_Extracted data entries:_
>>>>>
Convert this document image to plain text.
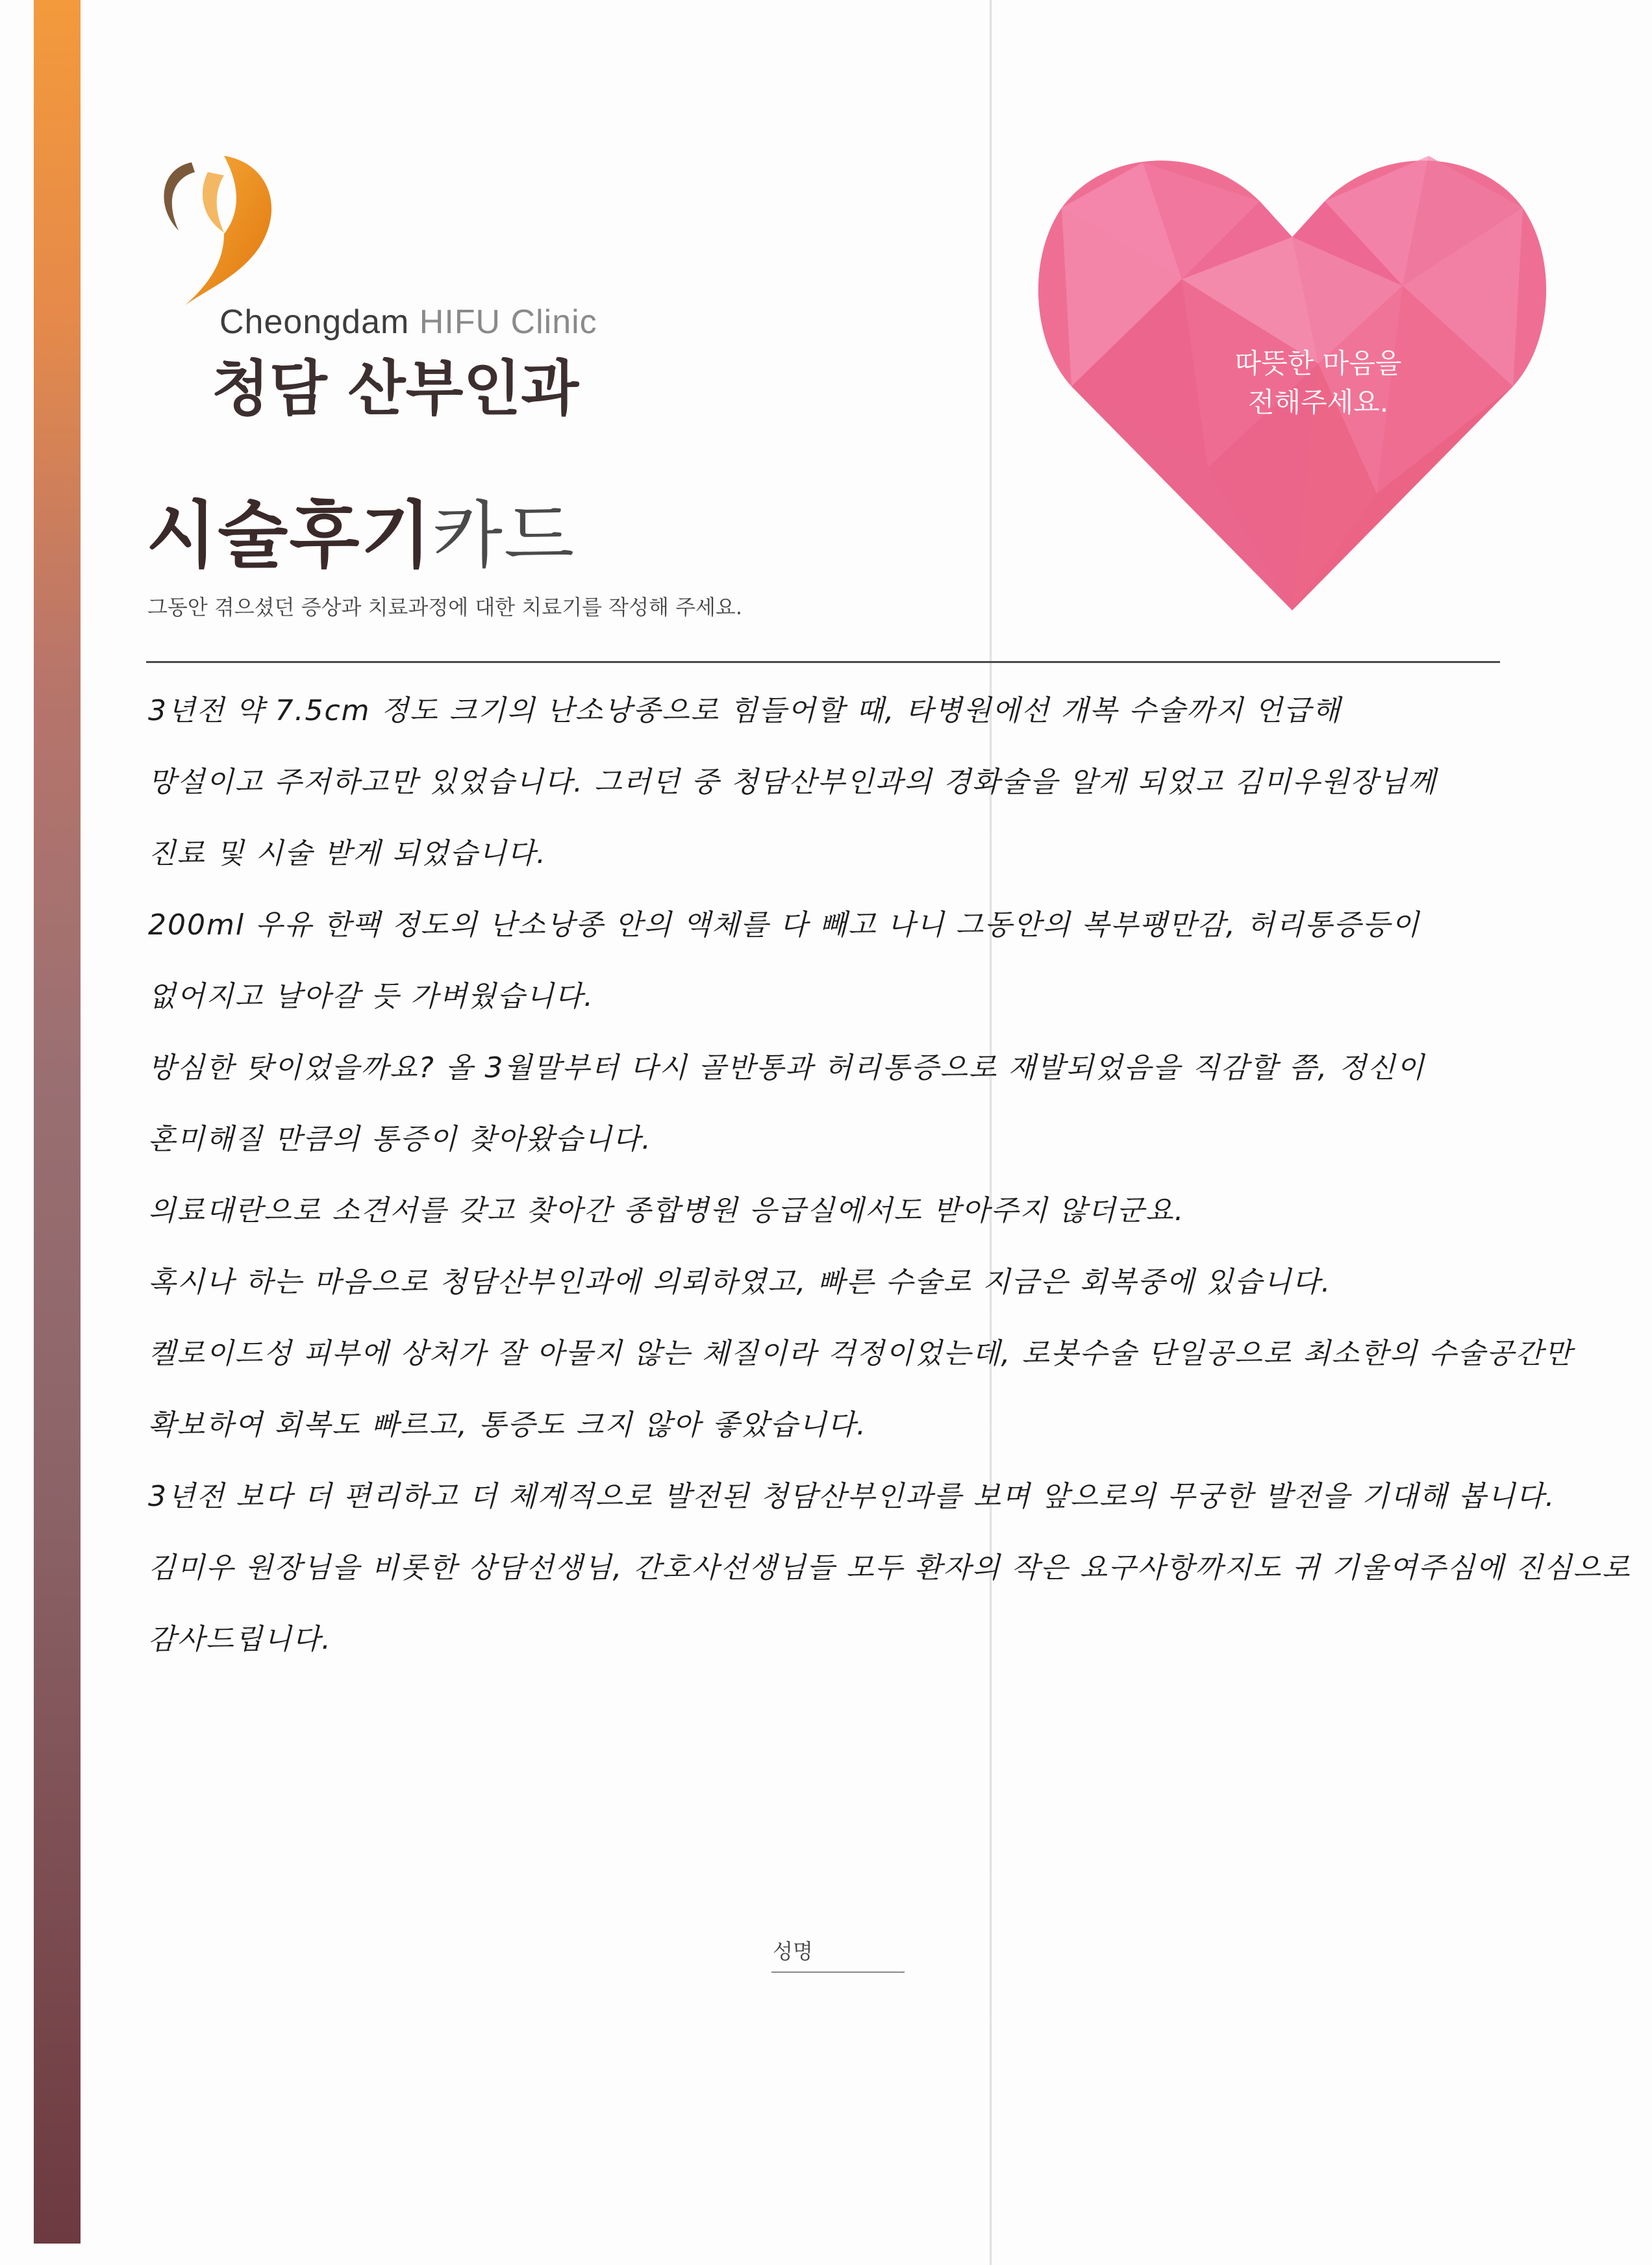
Cheongdam HIFU Clinic
청담 산부인과
시술후기카드
그동안 겪으셨던 증상과 치료과정에 대한 치료기를 작성해 주세요.
따뜻한 마음을
전해주세요.
3년전 약 7.5cm 정도 크기의 난소낭종으로 힘들어할 때, 타병원에선 개복 수술까지 언급해
망설이고 주저하고만 있었습니다. 그러던 중 청담산부인과의 경화술을 알게 되었고 김미우원장님께
진료 및 시술 받게 되었습니다.
200ml 우유 한팩 정도의 난소낭종 안의 액체를 다 빼고 나니 그동안의 복부팽만감, 허리통증등이
없어지고 날아갈 듯 가벼웠습니다.
방심한 탓이었을까요? 올 3월말부터 다시 골반통과 허리통증으로 재발되었음을 직감할 쯤, 정신이
혼미해질 만큼의 통증이 찾아왔습니다.
의료대란으로 소견서를 갖고 찾아간 종합병원 응급실에서도 받아주지 않더군요.
혹시나 하는 마음으로 청담산부인과에 의뢰하였고, 빠른 수술로 지금은 회복중에 있습니다.
켈로이드성 피부에 상처가 잘 아물지 않는 체질이라 걱정이었는데, 로봇수술 단일공으로 최소한의 수술공간만
확보하여 회복도 빠르고, 통증도 크지 않아 좋았습니다.
3년전 보다 더 편리하고 더 체계적으로 발전된 청담산부인과를 보며 앞으로의 무궁한 발전을 기대해 봅니다.
김미우 원장님을 비롯한 상담선생님, 간호사선생님들 모두 환자의 작은 요구사항까지도 귀 기울여주심에 진심으로
감사드립니다.
성명
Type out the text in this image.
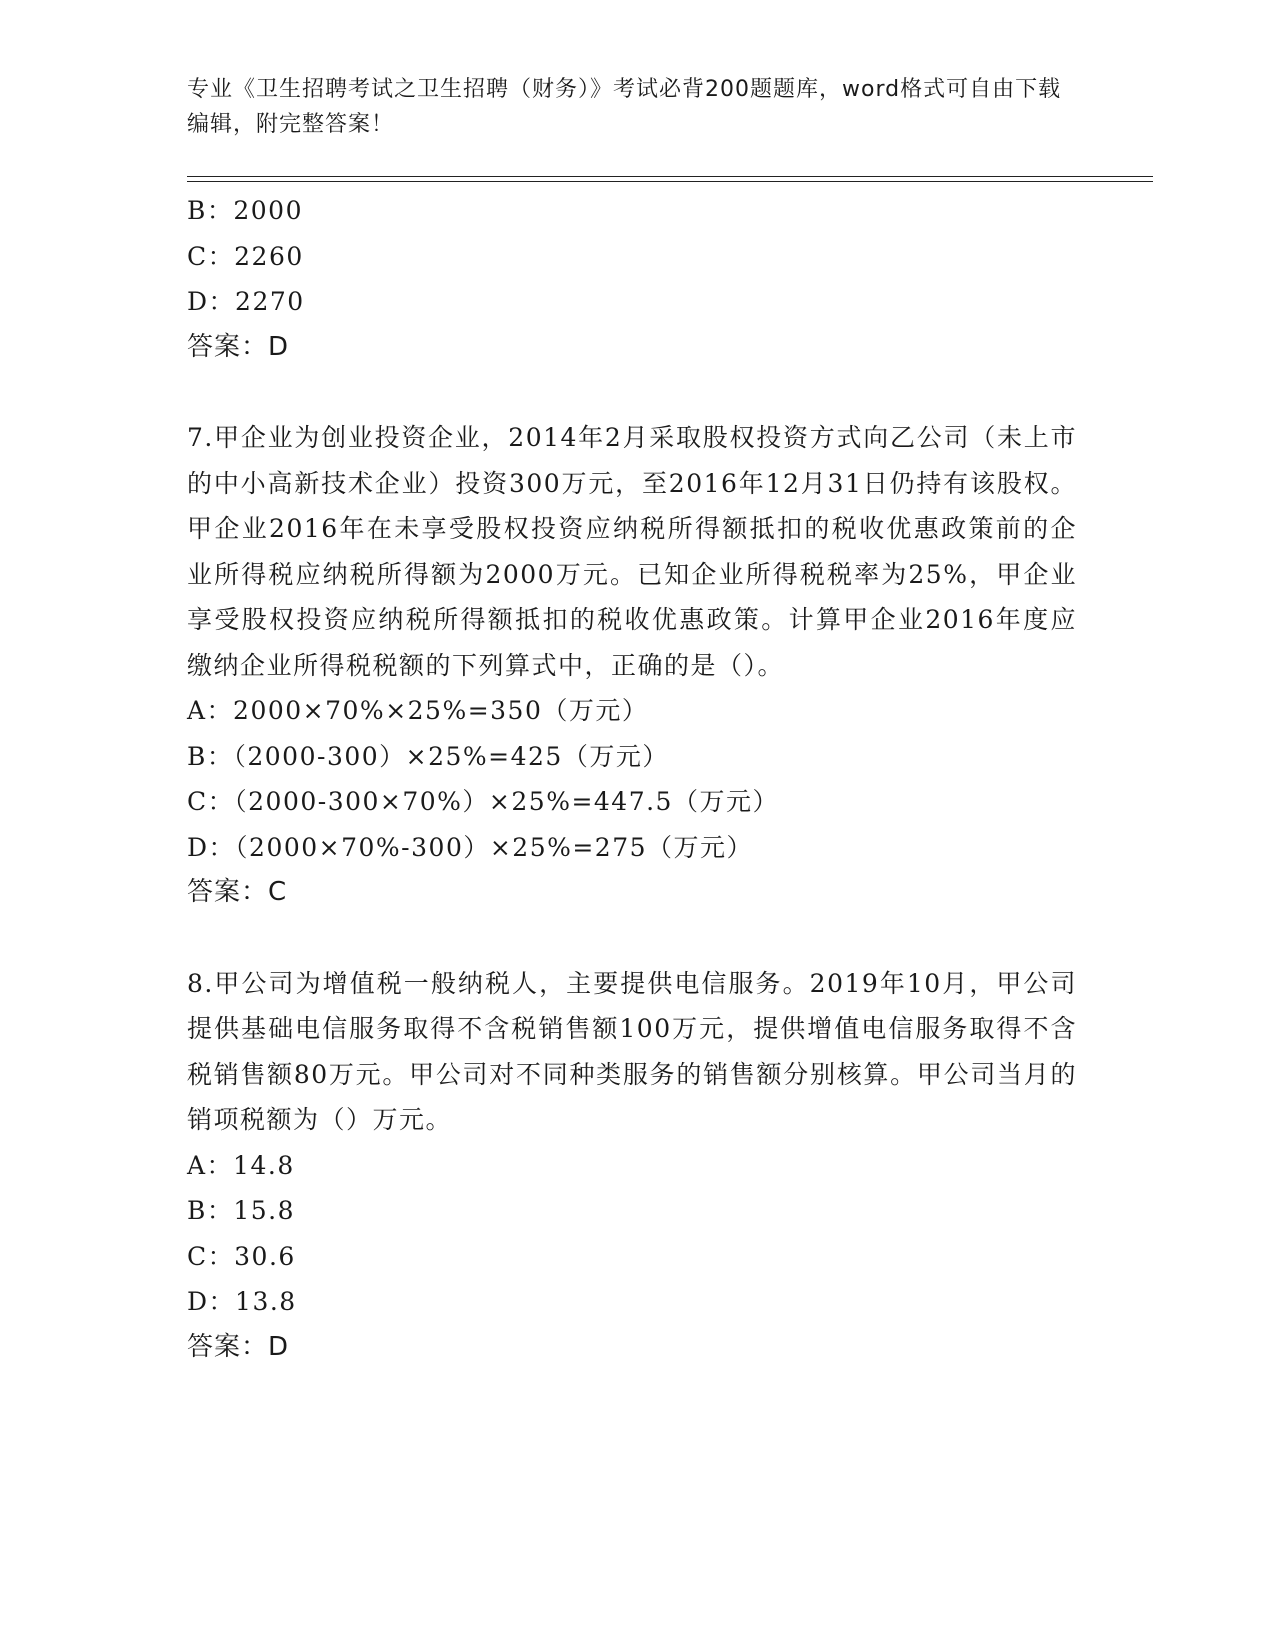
专业《卫生招聘考试之卫生招聘（财务）》考试必背200题题库，word格式可自由下载编辑，附完整答案！

B：2000

C：2260

D：2270

答案：D

7.甲企业为创业投资企业，2014年2月采取股权投资方式向乙公司（未上市的中小高新技术企业）投资300万元，至2016年12月31日仍持有该股权。甲企业2016年在未享受股权投资应纳税所得额抵扣的税收优惠政策前的企业所得税应纳税所得额为2000万元。已知企业所得税税率为25%，甲企业享受股权投资应纳税所得额抵扣的税收优惠政策。计算甲企业2016年度应缴纳企业所得税税额的下列算式中，正确的是（）。

A：2000×70%×25%=350（万元）

B：（2000-300）×25%=425（万元）

C：（2000-300×70%）×25%=447.5（万元）

D：（2000×70%-300）×25%=275（万元）

答案：C

8.甲公司为增值税一般纳税人，主要提供电信服务。2019年10月，甲公司提供基础电信服务取得不含税销售额100万元，提供增值电信服务取得不含税销售额80万元。甲公司对不同种类服务的销售额分别核算。甲公司当月的销项税额为（）万元。

A：14.8

B：15.8

C：30.6

D：13.8

答案：D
<<<<<
_Requirements:_ Copy out every line of the data that includes the word "text".

_Task response:_
Convert this document image to plain text.
Type out the text in this image.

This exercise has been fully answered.